Using the records below, give the number of lines where the word "ERBE" appears, with no further output.

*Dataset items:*
»»

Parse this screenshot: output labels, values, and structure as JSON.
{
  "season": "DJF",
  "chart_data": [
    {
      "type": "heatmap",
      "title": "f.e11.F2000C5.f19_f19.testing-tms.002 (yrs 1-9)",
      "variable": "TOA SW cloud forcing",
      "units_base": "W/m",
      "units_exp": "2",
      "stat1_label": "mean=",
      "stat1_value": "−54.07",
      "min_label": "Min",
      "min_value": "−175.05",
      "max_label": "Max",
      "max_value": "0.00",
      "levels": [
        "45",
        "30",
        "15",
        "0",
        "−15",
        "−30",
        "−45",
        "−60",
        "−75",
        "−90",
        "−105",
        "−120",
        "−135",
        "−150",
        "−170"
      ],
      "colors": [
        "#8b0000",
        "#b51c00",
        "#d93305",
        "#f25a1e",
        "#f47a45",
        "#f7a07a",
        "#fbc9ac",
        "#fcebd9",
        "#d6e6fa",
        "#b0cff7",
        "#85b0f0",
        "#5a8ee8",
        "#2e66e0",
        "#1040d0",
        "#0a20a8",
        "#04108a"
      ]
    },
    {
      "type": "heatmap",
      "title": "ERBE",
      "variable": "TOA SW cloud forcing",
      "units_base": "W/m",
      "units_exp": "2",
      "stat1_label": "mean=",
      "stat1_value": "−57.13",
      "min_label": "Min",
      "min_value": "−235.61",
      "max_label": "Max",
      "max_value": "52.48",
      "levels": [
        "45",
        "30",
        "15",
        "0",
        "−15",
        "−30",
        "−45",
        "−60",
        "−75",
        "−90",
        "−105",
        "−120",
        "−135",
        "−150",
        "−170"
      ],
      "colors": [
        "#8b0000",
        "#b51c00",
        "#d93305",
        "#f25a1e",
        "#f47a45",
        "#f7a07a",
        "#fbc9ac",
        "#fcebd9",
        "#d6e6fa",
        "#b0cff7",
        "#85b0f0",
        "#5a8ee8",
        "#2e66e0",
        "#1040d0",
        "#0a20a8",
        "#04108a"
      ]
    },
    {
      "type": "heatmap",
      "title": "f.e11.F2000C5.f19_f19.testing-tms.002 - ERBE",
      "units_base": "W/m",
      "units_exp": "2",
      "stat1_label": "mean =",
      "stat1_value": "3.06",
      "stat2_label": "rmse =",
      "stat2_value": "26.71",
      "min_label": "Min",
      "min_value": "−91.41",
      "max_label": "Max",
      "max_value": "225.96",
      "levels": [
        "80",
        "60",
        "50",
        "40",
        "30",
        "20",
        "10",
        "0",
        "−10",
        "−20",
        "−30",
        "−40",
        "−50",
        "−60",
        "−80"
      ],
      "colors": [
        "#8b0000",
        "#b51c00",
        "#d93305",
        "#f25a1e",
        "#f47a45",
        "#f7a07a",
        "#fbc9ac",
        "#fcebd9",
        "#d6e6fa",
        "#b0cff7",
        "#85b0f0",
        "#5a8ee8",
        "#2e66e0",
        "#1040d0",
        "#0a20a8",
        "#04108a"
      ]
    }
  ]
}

««

*Worked answer:*
2